▶ **設問と課題**
1. 記録の最初の行から「square-e2[interactable] [118,175,147,204]」を含む行までを、両端の行も含めて一字一句そのまま書き写すこと。
2. パジェロのデザインが始まった経緯を述べた文章を、最後の文の後から書き継ぐこと。

═════ 本文抜粋

“パトス”のあるデザイン

本多 潔

―― 企画の始まり

1970年代後半、三菱のジープ(AMC社のライセンス生産)が次第に時代遅れとなりつつあるなかで、後継車をそろそろ開発する必要があるという考えが社内で出てきたのがパジェロの出発点だった。AMC社との契約で海外輸出が限定されていることに加え、国内ではランドクルーザーに押され気味となっていた。しかし、市場での販売見通しが立たず、新規車種として重要な採算が不透明であったためになかなか正式な開発には入れず、1978年夏に取りあえず先行プロジェクトとしてのデザインが始まった。デザインチームは、横山慎二主務をチーフとして、エクステリアが私を含めて3名でインテリアは1名だった。

══════════
═════ 提供資料

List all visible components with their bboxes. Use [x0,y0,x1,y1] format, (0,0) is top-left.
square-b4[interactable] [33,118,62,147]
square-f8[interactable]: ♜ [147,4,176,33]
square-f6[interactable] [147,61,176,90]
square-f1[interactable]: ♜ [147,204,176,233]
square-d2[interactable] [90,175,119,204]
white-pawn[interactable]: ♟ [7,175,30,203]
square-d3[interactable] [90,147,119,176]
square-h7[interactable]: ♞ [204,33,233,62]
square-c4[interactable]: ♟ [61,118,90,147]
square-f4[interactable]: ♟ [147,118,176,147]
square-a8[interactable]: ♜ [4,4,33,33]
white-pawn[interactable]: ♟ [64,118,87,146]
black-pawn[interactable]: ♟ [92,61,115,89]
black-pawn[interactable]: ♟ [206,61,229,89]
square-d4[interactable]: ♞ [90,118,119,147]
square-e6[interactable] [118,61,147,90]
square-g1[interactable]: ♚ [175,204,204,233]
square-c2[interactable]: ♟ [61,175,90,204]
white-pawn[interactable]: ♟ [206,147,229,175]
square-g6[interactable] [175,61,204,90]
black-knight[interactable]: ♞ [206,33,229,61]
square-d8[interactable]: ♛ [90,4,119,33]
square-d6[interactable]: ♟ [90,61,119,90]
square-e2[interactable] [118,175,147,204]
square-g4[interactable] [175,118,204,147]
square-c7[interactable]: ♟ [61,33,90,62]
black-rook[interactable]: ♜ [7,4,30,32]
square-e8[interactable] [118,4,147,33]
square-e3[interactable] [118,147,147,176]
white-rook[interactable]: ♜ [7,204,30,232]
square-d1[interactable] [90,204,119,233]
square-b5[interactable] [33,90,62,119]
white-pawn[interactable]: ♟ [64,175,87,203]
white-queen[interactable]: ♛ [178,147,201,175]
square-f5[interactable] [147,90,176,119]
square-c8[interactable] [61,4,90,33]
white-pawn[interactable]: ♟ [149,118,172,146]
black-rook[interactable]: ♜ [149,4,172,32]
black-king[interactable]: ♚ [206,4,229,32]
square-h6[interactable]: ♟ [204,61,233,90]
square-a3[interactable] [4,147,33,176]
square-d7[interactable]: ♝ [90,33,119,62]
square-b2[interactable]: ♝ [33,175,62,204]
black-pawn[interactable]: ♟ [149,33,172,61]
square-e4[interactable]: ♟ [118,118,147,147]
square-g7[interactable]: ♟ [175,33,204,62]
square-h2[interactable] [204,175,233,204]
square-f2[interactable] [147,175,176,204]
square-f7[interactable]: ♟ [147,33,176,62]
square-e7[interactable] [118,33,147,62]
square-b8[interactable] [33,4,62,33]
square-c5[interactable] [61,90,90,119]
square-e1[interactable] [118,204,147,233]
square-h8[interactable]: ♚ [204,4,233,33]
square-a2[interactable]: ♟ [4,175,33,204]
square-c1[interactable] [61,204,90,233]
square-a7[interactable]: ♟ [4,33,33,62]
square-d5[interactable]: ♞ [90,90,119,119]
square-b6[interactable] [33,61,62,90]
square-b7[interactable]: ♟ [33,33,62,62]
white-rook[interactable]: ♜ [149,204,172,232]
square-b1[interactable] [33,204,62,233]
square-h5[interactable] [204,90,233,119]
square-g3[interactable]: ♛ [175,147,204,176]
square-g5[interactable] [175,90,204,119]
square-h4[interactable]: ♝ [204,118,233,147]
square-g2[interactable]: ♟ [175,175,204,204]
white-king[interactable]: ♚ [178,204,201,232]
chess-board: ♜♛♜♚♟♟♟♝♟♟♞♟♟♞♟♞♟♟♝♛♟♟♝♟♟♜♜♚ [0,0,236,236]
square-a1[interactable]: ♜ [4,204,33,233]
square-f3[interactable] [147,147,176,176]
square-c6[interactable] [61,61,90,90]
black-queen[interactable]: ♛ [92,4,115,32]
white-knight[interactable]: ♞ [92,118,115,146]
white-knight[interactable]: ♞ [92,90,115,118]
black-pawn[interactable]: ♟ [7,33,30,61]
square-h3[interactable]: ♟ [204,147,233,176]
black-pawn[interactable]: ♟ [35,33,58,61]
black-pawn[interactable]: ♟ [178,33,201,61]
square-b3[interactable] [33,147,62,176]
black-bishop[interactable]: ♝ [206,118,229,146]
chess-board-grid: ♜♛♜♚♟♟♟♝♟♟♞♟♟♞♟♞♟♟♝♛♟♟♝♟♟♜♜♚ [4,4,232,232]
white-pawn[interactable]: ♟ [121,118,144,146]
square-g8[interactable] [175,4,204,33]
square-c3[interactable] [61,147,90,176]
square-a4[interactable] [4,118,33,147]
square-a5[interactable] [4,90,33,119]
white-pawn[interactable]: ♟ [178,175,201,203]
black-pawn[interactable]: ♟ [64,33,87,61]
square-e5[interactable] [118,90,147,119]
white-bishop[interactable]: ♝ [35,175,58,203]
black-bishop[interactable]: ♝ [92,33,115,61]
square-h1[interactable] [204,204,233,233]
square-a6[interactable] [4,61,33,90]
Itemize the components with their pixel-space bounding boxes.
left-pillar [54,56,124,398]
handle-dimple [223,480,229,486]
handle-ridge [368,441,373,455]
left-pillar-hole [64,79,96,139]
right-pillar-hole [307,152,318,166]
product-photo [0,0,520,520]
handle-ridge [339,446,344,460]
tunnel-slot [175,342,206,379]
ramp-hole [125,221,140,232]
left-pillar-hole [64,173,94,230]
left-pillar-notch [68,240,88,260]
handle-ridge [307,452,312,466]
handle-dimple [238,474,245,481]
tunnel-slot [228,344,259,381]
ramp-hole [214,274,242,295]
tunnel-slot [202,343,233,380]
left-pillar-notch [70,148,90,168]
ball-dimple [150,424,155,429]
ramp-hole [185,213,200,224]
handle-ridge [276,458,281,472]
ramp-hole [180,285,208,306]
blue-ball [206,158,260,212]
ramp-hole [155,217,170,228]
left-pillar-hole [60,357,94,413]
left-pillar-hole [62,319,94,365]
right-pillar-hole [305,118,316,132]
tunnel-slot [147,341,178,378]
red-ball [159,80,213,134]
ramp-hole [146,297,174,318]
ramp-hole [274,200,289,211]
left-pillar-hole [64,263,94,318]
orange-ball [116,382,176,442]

══════════

▶ **記述解答**
1.
List all visible components with their bboxes. Use [x0,y0,x1,y1] format, (0,0) is top-left.
square-b4[interactable] [33,118,62,147]
square-f8[interactable]: ♜ [147,4,176,33]
square-f6[interactable] [147,61,176,90]
square-f1[interactable]: ♜ [147,204,176,233]
square-d2[interactable] [90,175,119,204]
white-pawn[interactable]: ♟ [7,175,30,203]
square-d3[interactable] [90,147,119,176]
square-h7[interactable]: ♞ [204,33,233,62]
square-c4[interactable]: ♟ [61,118,90,147]
square-f4[interactable]: ♟ [147,118,176,147]
square-a8[interactable]: ♜ [4,4,33,33]
white-pawn[interactable]: ♟ [64,118,87,146]
black-pawn[interactable]: ♟ [92,61,115,89]
black-pawn[interactable]: ♟ [206,61,229,89]
square-d4[interactable]: ♞ [90,118,119,147]
square-e6[interactable] [118,61,147,90]
square-g1[interactable]: ♚ [175,204,204,233]
square-c2[interactable]: ♟ [61,175,90,204]
white-pawn[interactable]: ♟ [206,147,229,175]
square-g6[interactable] [175,61,204,90]
black-knight[interactable]: ♞ [206,33,229,61]
square-d8[interactable]: ♛ [90,4,119,33]
square-d6[interactable]: ♟ [90,61,119,90]
square-e2[interactable] [118,175,147,204]

2.
―― デザインの構想を練る

当時、ジープCJは誕生から既に33年経ち、同じカテゴリーのランドローバーシリーズⅡも20年経過した車であった。だから、『これからデザインする車はもしかしたら何10年も作り続ける事になるかもしれない、とにかく流行に流されないシッカリとしたデザインにしなくてはならない』と思った。その意味では、この直前に私が担当したシグマやラムダとは全く別の意識で取り組む必要を感じた。その頃、比較参考車としてメルセデスGとフォードブロンコなどがあり、私はメルセデスには機能的デザインの良さを感じ、ブロンコにはアメリカで日常の足として使われる4WD車のライフスタイルを感じた。当時人気のあったジープジャンボリーを観に行ったり、関連部署の方々と那須高原へ参考車両での体験試乗に行ったりするなかで、アウトドアでの運転の楽しさを体感し、そうした感覚をデザインに表現したいと思った。一方で、商品企画部の方からは「銀座三越に乗っていけるような車にして欲しい。」と立ち話で言われていたことも頭の片隅にあった。色々とスケッチを描きながら自分の目指す方向は、機能性を重視しながらも、今日で言うSUV的なテイストをうまくまとめる事ではないかと考えた。

メルセデスベンツ G (左)フォード ブロンコ(右)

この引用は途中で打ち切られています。